*Stated goal*:
Return all entries precisely as they stand, without the images.
>> Start Source records
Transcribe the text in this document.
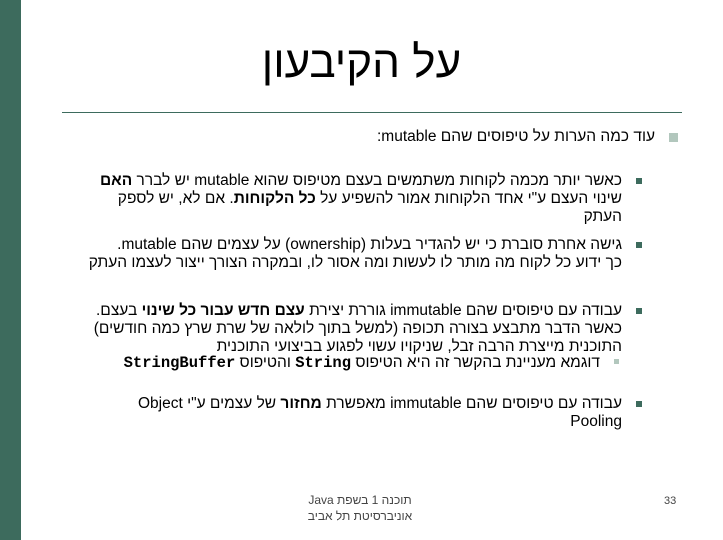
על הקיבעון

עוד כמה הערות על טיפוסים שהם mutable:

כאשר יותר מכמה לקוחות משתמשים בעצם מטיפוס שהוא mutable יש לברר האם

שינוי העצם ע"י אחד הלקוחות אמור להשפיע על כל הלקוחות. אם לא, יש לספק

העתק

גישה אחרת סוברת כי יש להגדיר בעלות (ownership) על עצמים שהם mutable.

כך ידוע כל לקוח מה מותר לו לעשות ומה אסור לו, ובמקרה הצורך ייצור לעצמו העתק

עבודה עם טיפוסים שהם immutable גוררת יצירת עצם חדש עבור כל שינוי בעצם.

כאשר הדבר מתבצע בצורה תכופה (למשל בתוך לולאה של שרת שרץ כמה חודשים)

התוכנית מייצרת הרבה זבל, שניקויו עשוי לפגוע בביצועי התוכנית

דוגמא מעניינת בהקשר זה היא הטיפוס String והטיפוס StringBuffer

עבודה עם טיפוסים שהם immutable מאפשרת מחזור של עצמים ע"י Object

Pooling

תוכנה 1 בשפת Java
אוניברסיטת תל אביב
33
>> End Source records
*Response below*:
Transcribe the text in this document.
על הקיבעון

עוד כמה הערות על טיפוסים שהם mutable:

כאשר יותר מכמה לקוחות משתמשים בעצם מטיפוס שהוא mutable יש לברר האם

שינוי העצם ע"י אחד הלקוחות אמור להשפיע על כל הלקוחות. אם לא, יש לספק

העתק

גישה אחרת סוברת כי יש להגדיר בעלות (ownership) על עצמים שהם mutable.

כך ידוע כל לקוח מה מותר לו לעשות ומה אסור לו, ובמקרה הצורך ייצור לעצמו העתק

עבודה עם טיפוסים שהם immutable גוררת יצירת עצם חדש עבור כל שינוי בעצם.

כאשר הדבר מתבצע בצורה תכופה (למשל בתוך לולאה של שרת שרץ כמה חודשים)

התוכנית מייצרת הרבה זבל, שניקויו עשוי לפגוע בביצועי התוכנית

דוגמא מעניינת בהקשר זה היא הטיפוס String והטיפוס StringBuffer

עבודה עם טיפוסים שהם immutable מאפשרת מחזור של עצמים ע"י Object

Pooling

תוכנה 1 בשפת Java
אוניברסיטת תל אביב
33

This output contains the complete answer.